#### Fragmento del texto
******

Once upon a time bogaba mejor un género fílmico mediante el cual el firmante, como buena parte de todos quienes mostrarán interés por este artículo, comenzamos a acercarnos, y luego amar, al Cine: el de Aventuras. Cualquier similitud a lo ocurrido al trabar contacto con la Literatura…. No importa su condición de “menor”, olvidémonos de su invisibilidad para las antologías, de las ojerizas de tan encumbrados como -en sus gustos- monolíticos críticos. Entre arcos, flechas, capas, espadas, arcabuces, abordajes y cacerías aclararon al alba de nuestra memoria estético/sentimental historias pregnantes de emoción y carnadura humana, cuyo sentido inmanente de la acción no las eximían de plantear su estructura sobre una base lógica de coherencia narrativa o de incorporar a sus escenas y justificados encuadres más de dos planos largos que permitieran apreciar algo detrás de la nariz apolínea del héroe. Filmes poseedores de magma dramático, en los cuales en ciertos casos se suplía a través de chispa los altos al billete del productor. Donde todavía una batalla era una batalla, no billones de píxeles, y resultaba apreciable la labor física real del actor o el doble, pues predominaba el componente humano.

******

#### Tarea requerida
Prolonga el texto sobre el cine de aventuras a partir de su última frase. Los ítems no hacen falta.

Entradas de datos

******

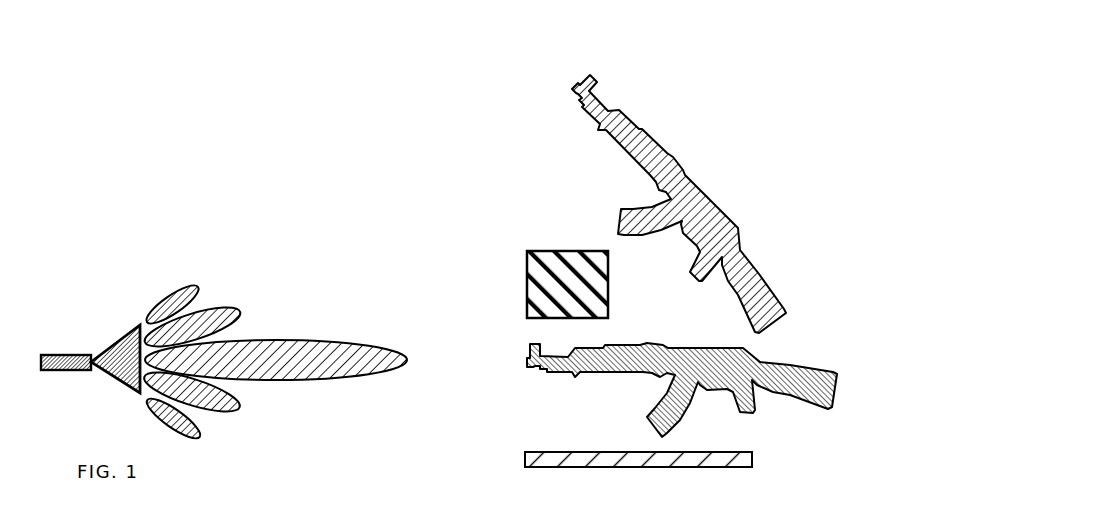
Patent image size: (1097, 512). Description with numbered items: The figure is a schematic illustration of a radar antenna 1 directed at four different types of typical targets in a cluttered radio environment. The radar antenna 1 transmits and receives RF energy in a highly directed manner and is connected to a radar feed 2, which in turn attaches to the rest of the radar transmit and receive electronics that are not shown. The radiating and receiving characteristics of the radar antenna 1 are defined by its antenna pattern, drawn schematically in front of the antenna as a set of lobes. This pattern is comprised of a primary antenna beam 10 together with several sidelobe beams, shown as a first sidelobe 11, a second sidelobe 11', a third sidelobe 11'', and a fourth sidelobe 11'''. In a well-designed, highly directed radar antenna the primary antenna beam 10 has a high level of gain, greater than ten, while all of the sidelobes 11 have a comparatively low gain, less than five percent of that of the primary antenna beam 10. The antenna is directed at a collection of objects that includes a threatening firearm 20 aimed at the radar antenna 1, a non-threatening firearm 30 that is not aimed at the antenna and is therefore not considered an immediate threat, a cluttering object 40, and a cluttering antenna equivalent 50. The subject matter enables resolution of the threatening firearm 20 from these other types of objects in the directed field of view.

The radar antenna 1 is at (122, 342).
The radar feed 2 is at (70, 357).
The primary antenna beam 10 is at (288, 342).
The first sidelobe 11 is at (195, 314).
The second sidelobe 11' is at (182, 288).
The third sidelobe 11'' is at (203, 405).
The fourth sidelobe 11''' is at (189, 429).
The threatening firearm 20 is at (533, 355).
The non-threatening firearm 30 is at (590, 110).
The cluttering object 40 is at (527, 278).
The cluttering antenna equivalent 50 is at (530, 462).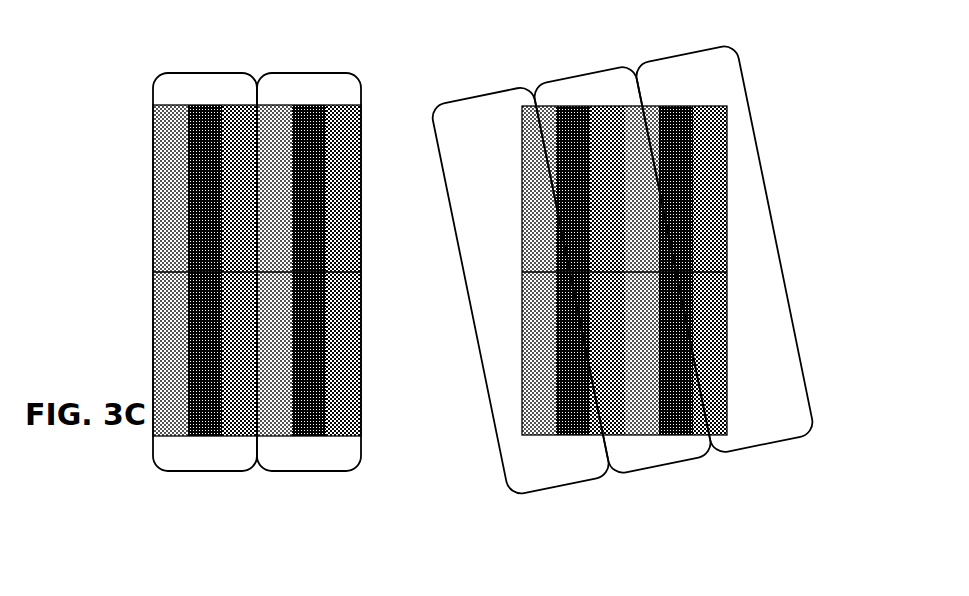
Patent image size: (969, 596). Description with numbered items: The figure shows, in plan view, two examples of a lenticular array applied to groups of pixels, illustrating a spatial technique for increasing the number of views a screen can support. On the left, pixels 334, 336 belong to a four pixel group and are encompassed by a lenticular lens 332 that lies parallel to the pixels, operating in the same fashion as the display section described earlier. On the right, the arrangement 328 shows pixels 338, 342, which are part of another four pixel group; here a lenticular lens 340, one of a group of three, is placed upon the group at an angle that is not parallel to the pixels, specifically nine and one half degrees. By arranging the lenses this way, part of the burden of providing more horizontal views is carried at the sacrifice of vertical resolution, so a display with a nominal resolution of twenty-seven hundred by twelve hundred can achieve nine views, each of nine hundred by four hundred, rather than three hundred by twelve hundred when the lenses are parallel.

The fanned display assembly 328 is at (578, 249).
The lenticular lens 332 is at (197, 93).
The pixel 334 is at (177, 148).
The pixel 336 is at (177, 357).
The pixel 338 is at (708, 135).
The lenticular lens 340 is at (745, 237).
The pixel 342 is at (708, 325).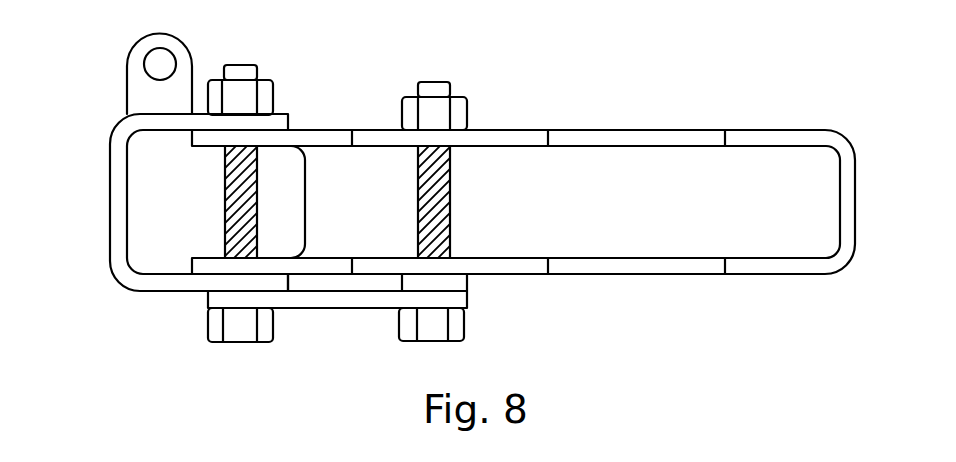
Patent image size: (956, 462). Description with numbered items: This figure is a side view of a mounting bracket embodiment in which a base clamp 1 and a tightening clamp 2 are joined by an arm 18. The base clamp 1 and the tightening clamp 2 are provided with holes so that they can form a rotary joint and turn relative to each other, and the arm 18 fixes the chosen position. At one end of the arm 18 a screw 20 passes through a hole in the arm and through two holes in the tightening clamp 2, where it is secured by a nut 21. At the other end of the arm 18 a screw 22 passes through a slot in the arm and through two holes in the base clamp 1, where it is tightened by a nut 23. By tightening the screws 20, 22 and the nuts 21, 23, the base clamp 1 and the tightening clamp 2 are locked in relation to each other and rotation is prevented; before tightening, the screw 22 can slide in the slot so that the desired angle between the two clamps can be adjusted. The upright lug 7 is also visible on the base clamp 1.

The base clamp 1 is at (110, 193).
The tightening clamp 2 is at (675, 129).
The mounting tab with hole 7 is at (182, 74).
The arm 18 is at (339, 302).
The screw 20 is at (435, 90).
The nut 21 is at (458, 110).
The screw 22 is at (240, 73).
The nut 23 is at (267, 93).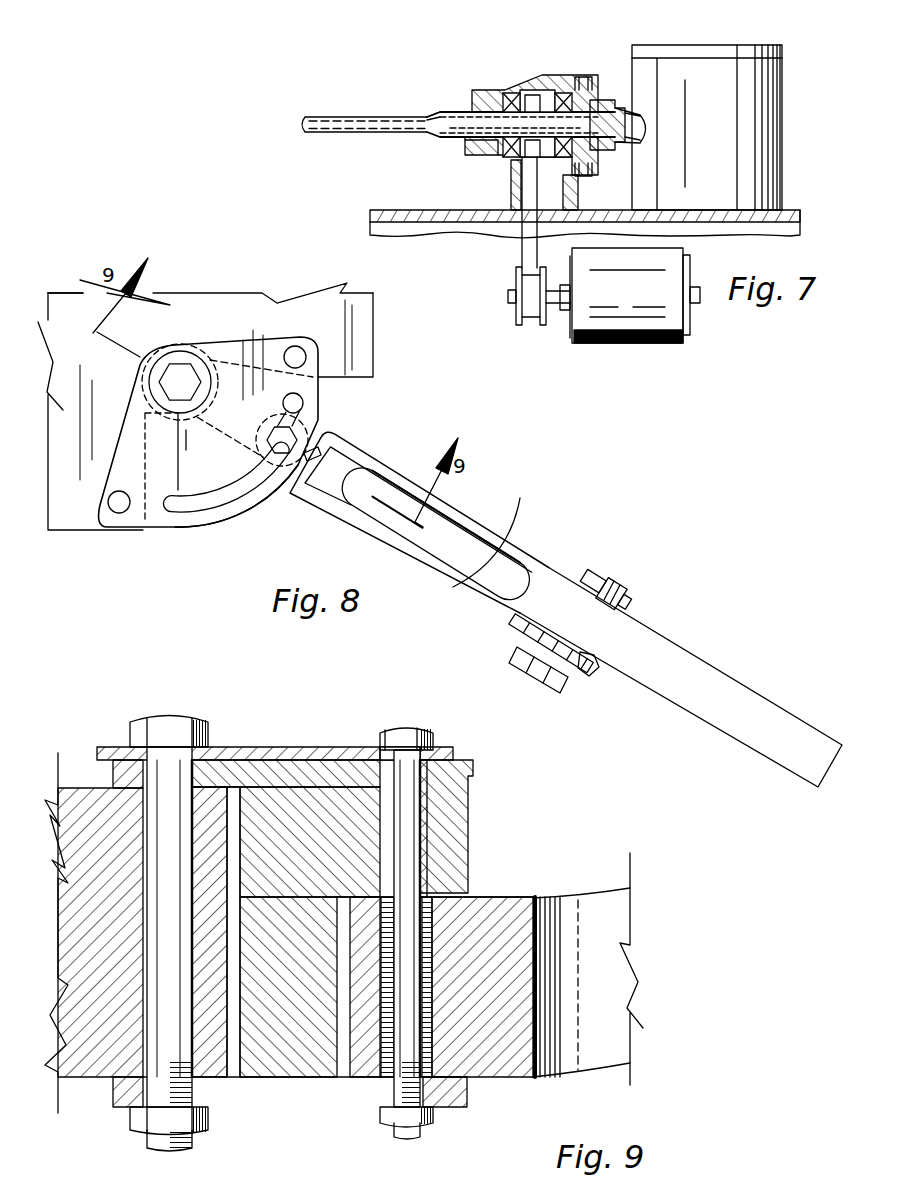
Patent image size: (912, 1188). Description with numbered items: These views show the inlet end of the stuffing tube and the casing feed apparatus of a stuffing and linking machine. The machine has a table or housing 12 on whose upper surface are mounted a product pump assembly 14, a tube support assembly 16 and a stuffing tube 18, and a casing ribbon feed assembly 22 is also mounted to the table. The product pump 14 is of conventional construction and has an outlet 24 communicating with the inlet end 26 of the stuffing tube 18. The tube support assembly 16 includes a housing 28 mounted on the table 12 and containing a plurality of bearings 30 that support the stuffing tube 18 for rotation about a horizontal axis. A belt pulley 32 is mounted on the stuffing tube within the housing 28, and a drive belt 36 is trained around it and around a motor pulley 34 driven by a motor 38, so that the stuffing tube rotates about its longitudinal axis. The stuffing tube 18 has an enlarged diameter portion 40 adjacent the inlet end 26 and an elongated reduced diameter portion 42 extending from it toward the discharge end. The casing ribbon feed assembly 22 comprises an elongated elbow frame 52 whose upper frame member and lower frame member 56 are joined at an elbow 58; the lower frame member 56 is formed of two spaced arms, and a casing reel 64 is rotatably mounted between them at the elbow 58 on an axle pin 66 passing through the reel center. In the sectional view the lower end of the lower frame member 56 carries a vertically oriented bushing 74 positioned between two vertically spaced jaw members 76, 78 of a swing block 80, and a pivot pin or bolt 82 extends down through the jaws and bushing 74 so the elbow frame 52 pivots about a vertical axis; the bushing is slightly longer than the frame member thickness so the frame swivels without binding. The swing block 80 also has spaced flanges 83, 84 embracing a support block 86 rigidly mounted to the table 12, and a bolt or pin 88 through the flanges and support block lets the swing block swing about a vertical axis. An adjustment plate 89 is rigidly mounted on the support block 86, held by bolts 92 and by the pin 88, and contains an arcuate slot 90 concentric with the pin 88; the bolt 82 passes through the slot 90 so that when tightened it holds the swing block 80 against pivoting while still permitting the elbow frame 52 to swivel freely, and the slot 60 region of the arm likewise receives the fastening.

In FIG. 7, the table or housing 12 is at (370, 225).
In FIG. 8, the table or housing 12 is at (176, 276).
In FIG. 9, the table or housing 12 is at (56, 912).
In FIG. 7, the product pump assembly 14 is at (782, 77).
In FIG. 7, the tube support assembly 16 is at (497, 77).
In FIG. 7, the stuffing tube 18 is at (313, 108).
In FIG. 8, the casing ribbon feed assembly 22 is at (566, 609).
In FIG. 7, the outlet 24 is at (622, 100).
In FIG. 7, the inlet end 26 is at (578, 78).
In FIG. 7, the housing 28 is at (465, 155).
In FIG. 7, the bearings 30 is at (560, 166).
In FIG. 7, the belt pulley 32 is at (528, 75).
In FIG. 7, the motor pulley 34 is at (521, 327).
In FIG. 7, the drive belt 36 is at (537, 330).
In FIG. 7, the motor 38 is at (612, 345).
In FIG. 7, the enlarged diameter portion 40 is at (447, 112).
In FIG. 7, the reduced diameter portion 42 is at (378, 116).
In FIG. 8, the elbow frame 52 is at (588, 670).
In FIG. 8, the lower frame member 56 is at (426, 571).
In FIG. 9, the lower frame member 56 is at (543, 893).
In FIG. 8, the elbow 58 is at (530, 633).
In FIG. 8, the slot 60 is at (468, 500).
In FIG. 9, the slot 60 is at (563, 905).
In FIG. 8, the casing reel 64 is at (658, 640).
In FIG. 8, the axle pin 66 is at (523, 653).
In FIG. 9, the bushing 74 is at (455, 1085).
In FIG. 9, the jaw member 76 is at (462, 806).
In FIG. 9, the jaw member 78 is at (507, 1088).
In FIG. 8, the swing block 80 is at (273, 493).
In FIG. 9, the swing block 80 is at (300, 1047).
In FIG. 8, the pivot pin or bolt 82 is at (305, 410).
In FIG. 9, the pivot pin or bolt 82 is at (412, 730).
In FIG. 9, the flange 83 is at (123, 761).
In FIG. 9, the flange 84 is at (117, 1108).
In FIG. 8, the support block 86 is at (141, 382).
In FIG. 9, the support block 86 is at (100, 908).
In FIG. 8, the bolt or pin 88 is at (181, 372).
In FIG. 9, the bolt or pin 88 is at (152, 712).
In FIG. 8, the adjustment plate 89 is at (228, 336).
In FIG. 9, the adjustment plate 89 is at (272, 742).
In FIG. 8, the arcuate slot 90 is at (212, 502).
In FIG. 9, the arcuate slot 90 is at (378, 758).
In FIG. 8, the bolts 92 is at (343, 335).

******

#### Respuesta
No representa semejante preámbulo la visión amnésica de quien no repara en las negativas connotaciones ideológicas tarzanescas de cierto segmento de dicha pantalla, ni un raptus de nostalgia desacompasado de la dialéctica de cualquier arte, género en este caso. Es cierto que durante lo corrido del cartón piedra al chip cayeron en desuso estilos o moldes artesanales (algún cine de aventuras del Hollywood de vieja escuela envejeció sin remedio); cambiaron -consustancial le es ello a la creación- corrientes expresivas, formas y fusiones del lenguaje cinematográfico, influencias intelectivas en el universo referencial de los realizadores emergentes, vectores de atracción del narratario, tecnologías. Pero, por arriba de todo ello, la magnitud fundamental de cuanto se modificó en la manera de asumir en el celuloide lo aventuresco u otras vertientes temáticas parientes (fantasía heroica, épica, mitológica, peplum, cavernícola…) guarda relación directa con conceptos ajenos al desarrollo del arte, descifrables más fácilmente en los diccionarios de las finanzas.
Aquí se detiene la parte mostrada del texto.